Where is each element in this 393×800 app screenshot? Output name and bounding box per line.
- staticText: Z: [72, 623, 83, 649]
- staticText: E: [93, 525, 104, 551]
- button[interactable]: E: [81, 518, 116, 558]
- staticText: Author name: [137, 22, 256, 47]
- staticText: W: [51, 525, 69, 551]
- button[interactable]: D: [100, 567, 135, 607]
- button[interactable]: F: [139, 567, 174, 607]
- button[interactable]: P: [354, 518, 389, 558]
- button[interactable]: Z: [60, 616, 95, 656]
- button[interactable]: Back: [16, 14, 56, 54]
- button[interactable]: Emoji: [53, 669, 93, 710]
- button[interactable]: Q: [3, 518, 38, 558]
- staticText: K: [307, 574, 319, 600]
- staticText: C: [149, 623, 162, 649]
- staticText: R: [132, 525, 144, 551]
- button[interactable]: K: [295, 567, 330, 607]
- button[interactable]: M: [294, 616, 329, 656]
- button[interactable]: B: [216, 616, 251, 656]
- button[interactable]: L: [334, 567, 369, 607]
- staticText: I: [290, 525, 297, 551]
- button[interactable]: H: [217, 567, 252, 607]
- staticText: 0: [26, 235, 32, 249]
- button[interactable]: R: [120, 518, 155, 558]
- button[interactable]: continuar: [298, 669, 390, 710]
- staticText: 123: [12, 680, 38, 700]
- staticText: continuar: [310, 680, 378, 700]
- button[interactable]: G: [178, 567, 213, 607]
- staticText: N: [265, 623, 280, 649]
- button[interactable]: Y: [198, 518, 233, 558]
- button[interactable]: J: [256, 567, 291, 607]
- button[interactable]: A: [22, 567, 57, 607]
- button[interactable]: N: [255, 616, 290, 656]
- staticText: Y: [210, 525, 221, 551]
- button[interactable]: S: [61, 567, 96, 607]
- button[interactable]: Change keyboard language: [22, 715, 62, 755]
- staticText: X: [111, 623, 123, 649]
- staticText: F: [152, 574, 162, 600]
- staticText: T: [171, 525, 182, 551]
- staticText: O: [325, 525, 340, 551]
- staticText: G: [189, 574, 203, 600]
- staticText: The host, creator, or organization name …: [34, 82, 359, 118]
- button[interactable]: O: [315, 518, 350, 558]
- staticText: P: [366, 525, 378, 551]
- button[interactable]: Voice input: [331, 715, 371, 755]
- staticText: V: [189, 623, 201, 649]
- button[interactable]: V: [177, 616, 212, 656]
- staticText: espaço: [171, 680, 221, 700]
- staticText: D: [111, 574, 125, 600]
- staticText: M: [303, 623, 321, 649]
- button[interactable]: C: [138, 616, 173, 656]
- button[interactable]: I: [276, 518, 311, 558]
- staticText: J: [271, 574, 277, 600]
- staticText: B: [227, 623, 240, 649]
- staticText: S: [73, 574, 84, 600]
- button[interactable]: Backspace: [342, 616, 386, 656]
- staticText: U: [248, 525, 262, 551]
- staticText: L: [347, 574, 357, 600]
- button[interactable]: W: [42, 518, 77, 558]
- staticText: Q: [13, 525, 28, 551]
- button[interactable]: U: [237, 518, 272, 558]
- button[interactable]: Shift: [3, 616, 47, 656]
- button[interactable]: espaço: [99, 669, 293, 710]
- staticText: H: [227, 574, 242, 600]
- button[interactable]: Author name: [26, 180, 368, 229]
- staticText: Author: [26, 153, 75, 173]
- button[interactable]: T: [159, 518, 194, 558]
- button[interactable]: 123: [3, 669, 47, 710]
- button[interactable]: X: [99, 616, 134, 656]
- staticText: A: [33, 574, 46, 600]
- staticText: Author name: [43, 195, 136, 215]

-----

* Prompt: Rewrite the listing from its beginning through the line containing "- button[interactable]: P: [354, 518, 389, 558]", inclusive, with "Author name" replaced by "Creator name" and everything else left unchanged.

* Expected output:
Where is each element in this 393×800 app screenshot? Output name and bounding box per line.
- staticText: Z: [72, 623, 83, 649]
- staticText: E: [93, 525, 104, 551]
- button[interactable]: E: [81, 518, 116, 558]
- staticText: Creator name: [137, 22, 256, 47]
- staticText: W: [51, 525, 69, 551]
- button[interactable]: D: [100, 567, 135, 607]
- button[interactable]: F: [139, 567, 174, 607]
- button[interactable]: P: [354, 518, 389, 558]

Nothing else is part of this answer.